**Available records:**
╔══

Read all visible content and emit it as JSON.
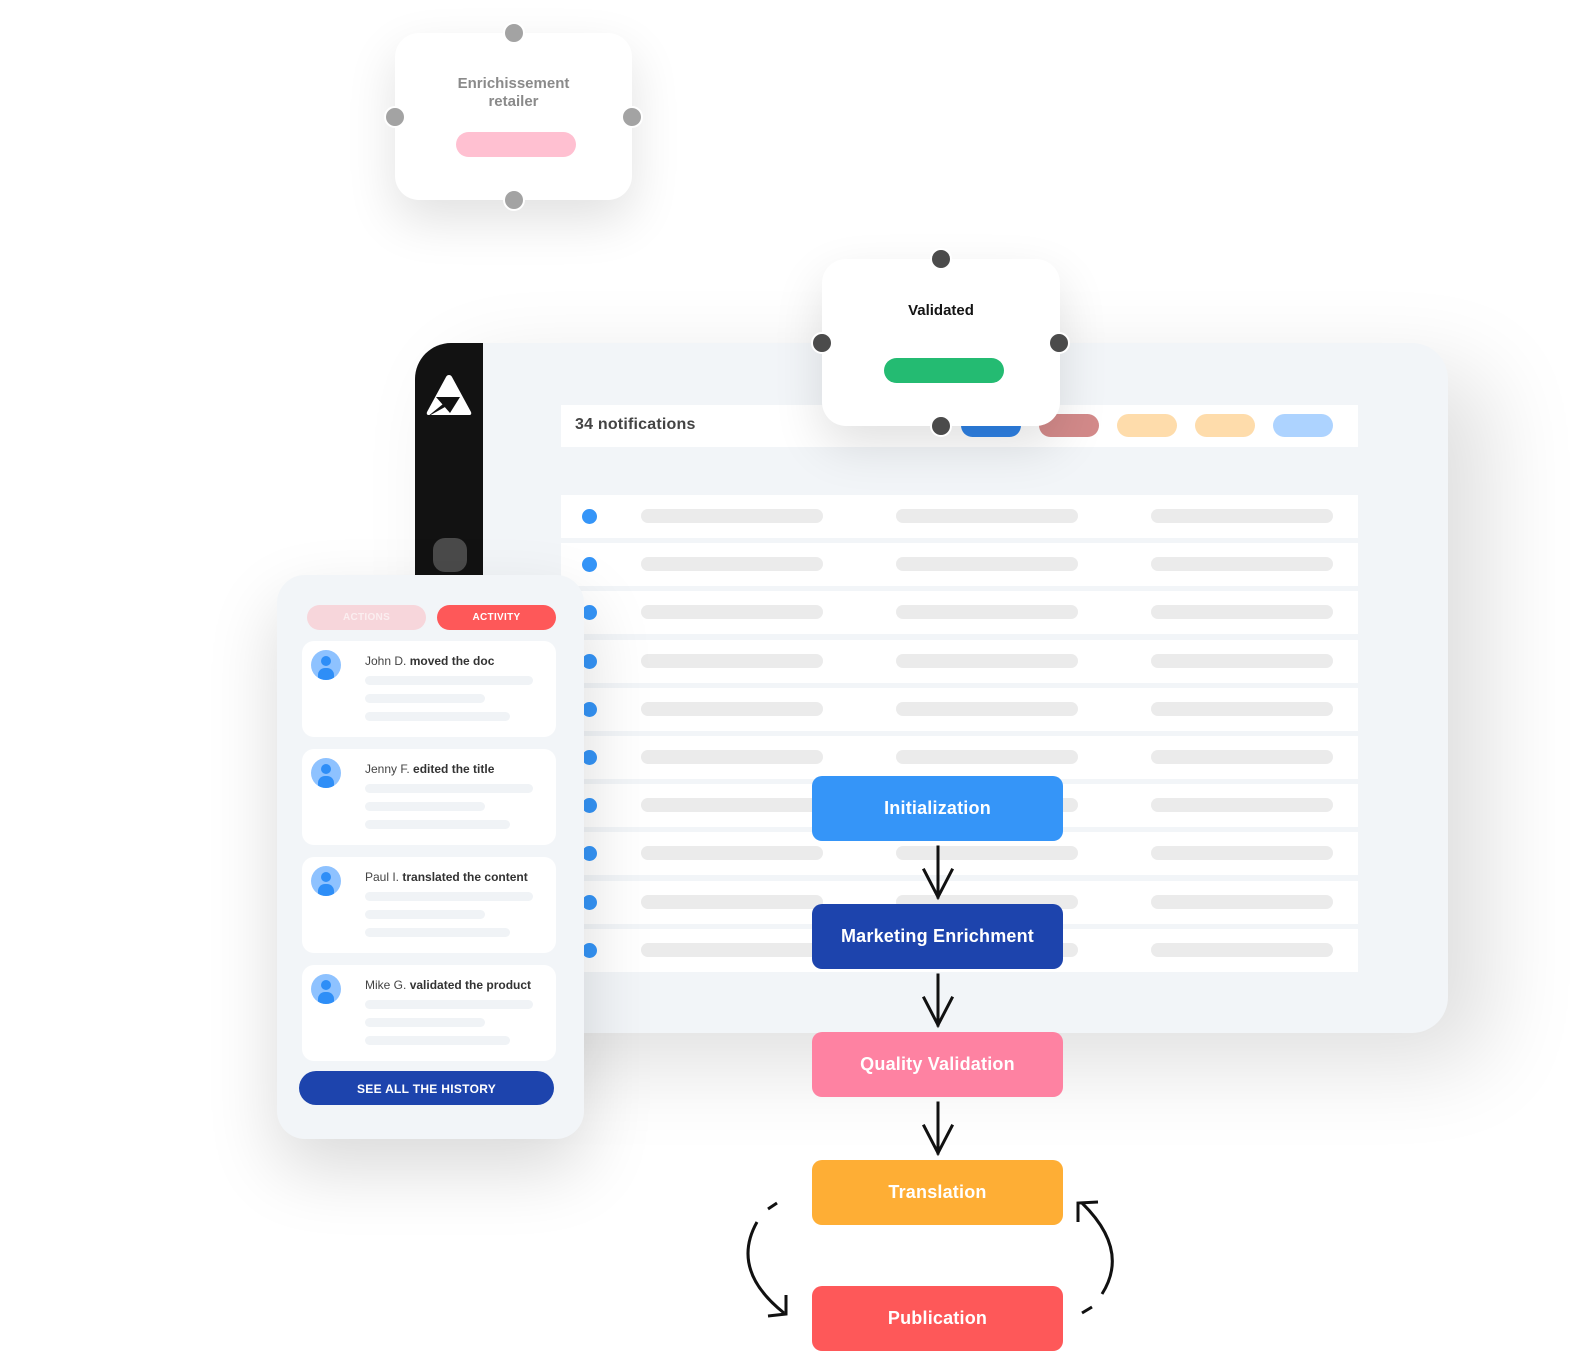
{
  "colors": {
    "sidebar_bg": "#121212",
    "window_bg": "#f2f5f8",
    "row_dot": "#3595f8",
    "placeholder_bar": "#ebebeb",
    "enrich_badge": "#ffc0d1",
    "validated_badge": "#24bb72",
    "history_button": "#1d44ad",
    "tab_active": "#fe5859",
    "tab_inactive": "#f7d6db"
  },
  "app": {
    "logo_icon": "triangle-logo-icon",
    "notifications": {
      "title": "34 notifications",
      "filter_pills": [
        {
          "name": "blue",
          "color": "#2e82e6"
        },
        {
          "name": "red",
          "color": "#d38a8a"
        },
        {
          "name": "orange",
          "color": "#fedcab"
        },
        {
          "name": "orange-2",
          "color": "#fedcab"
        },
        {
          "name": "light-blue",
          "color": "#add3ff"
        }
      ]
    },
    "rows_count": 10
  },
  "nodes": {
    "enrichissement": {
      "title_line1": "Enrichissement",
      "title_line2": "retailer",
      "handle_color": "#a3a3a3"
    },
    "validated": {
      "title": "Validated",
      "handle_color": "#4b4b4b"
    }
  },
  "activity": {
    "tabs": [
      {
        "label": "ACTIONS",
        "active": false
      },
      {
        "label": "ACTIVITY",
        "active": true
      }
    ],
    "items": [
      {
        "name": "John D.",
        "action": "moved the doc"
      },
      {
        "name": "Jenny F.",
        "action": "edited the title"
      },
      {
        "name": "Paul I.",
        "action": "translated the content"
      },
      {
        "name": "Mike G.",
        "action": "validated the product"
      }
    ],
    "history_button": "SEE ALL THE HISTORY"
  },
  "workflow": {
    "steps": [
      {
        "label": "Initialization",
        "color": "#3595f8"
      },
      {
        "label": "Marketing Enrichment",
        "color": "#1d44ad"
      },
      {
        "label": "Quality Validation",
        "color": "#fe82a2"
      },
      {
        "label": "Translation",
        "color": "#feae35"
      },
      {
        "label": "Publication",
        "color": "#fe5859"
      }
    ],
    "loop": "Translation <-> Publication"
  }
}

╚══

**What you need to do:** Exactly reproduce the entries above, minus the pictures.

**Task response:**
Read all visible content and emit it as JSON.
{
  "colors": {
    "sidebar_bg": "#121212",
    "window_bg": "#f2f5f8",
    "row_dot": "#3595f8",
    "placeholder_bar": "#ebebeb",
    "enrich_badge": "#ffc0d1",
    "validated_badge": "#24bb72",
    "history_button": "#1d44ad",
    "tab_active": "#fe5859",
    "tab_inactive": "#f7d6db"
  },
  "app": {
    "logo_icon": "triangle-logo-icon",
    "notifications": {
      "title": "34 notifications",
      "filter_pills": [
        {
          "name": "blue",
          "color": "#2e82e6"
        },
        {
          "name": "red",
          "color": "#d38a8a"
        },
        {
          "name": "orange",
          "color": "#fedcab"
        },
        {
          "name": "orange-2",
          "color": "#fedcab"
        },
        {
          "name": "light-blue",
          "color": "#add3ff"
        }
      ]
    },
    "rows_count": 10
  },
  "nodes": {
    "enrichissement": {
      "title_line1": "Enrichissement",
      "title_line2": "retailer",
      "handle_color": "#a3a3a3"
    },
    "validated": {
      "title": "Validated",
      "handle_color": "#4b4b4b"
    }
  },
  "activity": {
    "tabs": [
      {
        "label": "ACTIONS",
        "active": false
      },
      {
        "label": "ACTIVITY",
        "active": true
      }
    ],
    "items": [
      {
        "name": "John D.",
        "action": "moved the doc"
      },
      {
        "name": "Jenny F.",
        "action": "edited the title"
      },
      {
        "name": "Paul I.",
        "action": "translated the content"
      },
      {
        "name": "Mike G.",
        "action": "validated the product"
      }
    ],
    "history_button": "SEE ALL THE HISTORY"
  },
  "workflow": {
    "steps": [
      {
        "label": "Initialization",
        "color": "#3595f8"
      },
      {
        "label": "Marketing Enrichment",
        "color": "#1d44ad"
      },
      {
        "label": "Quality Validation",
        "color": "#fe82a2"
      },
      {
        "label": "Translation",
        "color": "#feae35"
      },
      {
        "label": "Publication",
        "color": "#fe5859"
      }
    ],
    "loop": "Translation <-> Publication"
  }
}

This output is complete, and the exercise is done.